START RECORDS FOR THIS EXERCISE
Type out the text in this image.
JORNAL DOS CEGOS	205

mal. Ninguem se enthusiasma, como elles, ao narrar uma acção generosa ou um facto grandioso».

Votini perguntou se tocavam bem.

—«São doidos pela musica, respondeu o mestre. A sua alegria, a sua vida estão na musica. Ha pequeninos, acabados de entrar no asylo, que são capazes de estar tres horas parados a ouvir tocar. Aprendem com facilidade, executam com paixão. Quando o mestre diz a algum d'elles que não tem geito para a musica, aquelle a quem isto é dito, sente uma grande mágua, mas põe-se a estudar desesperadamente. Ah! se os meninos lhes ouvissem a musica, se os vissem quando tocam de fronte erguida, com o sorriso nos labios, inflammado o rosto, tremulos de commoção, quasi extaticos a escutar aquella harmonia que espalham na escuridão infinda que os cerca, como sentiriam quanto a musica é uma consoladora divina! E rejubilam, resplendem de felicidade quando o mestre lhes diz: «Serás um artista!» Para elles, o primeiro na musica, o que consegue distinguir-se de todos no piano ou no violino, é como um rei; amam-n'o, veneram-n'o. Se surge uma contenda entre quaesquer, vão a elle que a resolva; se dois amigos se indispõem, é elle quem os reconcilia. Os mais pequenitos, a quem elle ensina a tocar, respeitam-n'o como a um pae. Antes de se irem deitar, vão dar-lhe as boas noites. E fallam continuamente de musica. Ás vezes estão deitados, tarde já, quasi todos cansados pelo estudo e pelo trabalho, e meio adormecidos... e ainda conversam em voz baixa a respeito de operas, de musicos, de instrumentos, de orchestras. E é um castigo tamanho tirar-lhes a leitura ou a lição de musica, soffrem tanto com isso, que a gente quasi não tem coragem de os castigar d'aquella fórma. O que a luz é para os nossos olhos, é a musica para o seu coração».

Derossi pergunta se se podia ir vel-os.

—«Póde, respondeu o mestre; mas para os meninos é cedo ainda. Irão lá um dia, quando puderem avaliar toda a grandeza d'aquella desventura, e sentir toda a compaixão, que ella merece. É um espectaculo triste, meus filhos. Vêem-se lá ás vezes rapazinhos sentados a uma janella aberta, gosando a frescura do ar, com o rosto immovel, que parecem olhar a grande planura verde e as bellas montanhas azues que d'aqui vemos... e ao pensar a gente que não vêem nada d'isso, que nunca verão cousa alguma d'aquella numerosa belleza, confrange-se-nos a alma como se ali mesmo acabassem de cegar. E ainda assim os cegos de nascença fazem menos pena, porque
END RECORDS FOR THIS EXERCISE
WHAT THE EXERCISE ASKS: Reproduce every entry shown above, precisely as it stands.

ANSWER BELOW:
Type out the text in this image.
JORNAL DOS CEGOS	205

mal. Ninguem se enthusiasma, como elles, ao narrar uma acção generosa ou um facto grandioso».

Votini perguntou se tocavam bem.

—«São doidos pela musica, respondeu o mestre. A sua alegria, a sua vida estão na musica. Ha pequeninos, acabados de entrar no asylo, que são capazes de estar tres horas parados a ouvir tocar. Aprendem com facilidade, executam com paixão. Quando o mestre diz a algum d'elles que não tem geito para a musica, aquelle a quem isto é dito, sente uma grande mágua, mas põe-se a estudar desesperadamente. Ah! se os meninos lhes ouvissem a musica, se os vissem quando tocam de fronte erguida, com o sorriso nos labios, inflammado o rosto, tremulos de commoção, quasi extaticos a escutar aquella harmonia que espalham na escuridão infinda que os cerca, como sentiriam quanto a musica é uma consoladora divina! E rejubilam, resplendem de felicidade quando o mestre lhes diz: «Serás um artista!» Para elles, o primeiro na musica, o que consegue distinguir-se de todos no piano ou no violino, é como um rei; amam-n'o, veneram-n'o. Se surge uma contenda entre quaesquer, vão a elle que a resolva; se dois amigos se indispõem, é elle quem os reconcilia. Os mais pequenitos, a quem elle ensina a tocar, respeitam-n'o como a um pae. Antes de se irem deitar, vão dar-lhe as boas noites. E fallam continuamente de musica. Ás vezes estão deitados, tarde já, quasi todos cansados pelo estudo e pelo trabalho, e meio adormecidos... e ainda conversam em voz baixa a respeito de operas, de musicos, de instrumentos, de orchestras. E é um castigo tamanho tirar-lhes a leitura ou a lição de musica, soffrem tanto com isso, que a gente quasi não tem coragem de os castigar d'aquella fórma. O que a luz é para os nossos olhos, é a musica para o seu coração».

Derossi pergunta se se podia ir vel-os.

—«Póde, respondeu o mestre; mas para os meninos é cedo ainda. Irão lá um dia, quando puderem avaliar toda a grandeza d'aquella desventura, e sentir toda a compaixão, que ella merece. É um espectaculo triste, meus filhos. Vêem-se lá ás vezes rapazinhos sentados a uma janella aberta, gosando a frescura do ar, com o rosto immovel, que parecem olhar a grande planura verde e as bellas montanhas azues que d'aqui vemos... e ao pensar a gente que não vêem nada d'isso, que nunca verão cousa alguma d'aquella numerosa belleza, confrange-se-nos a alma como se ali mesmo acabassem de cegar. E ainda assim os cegos de nascença fazem menos pena, porque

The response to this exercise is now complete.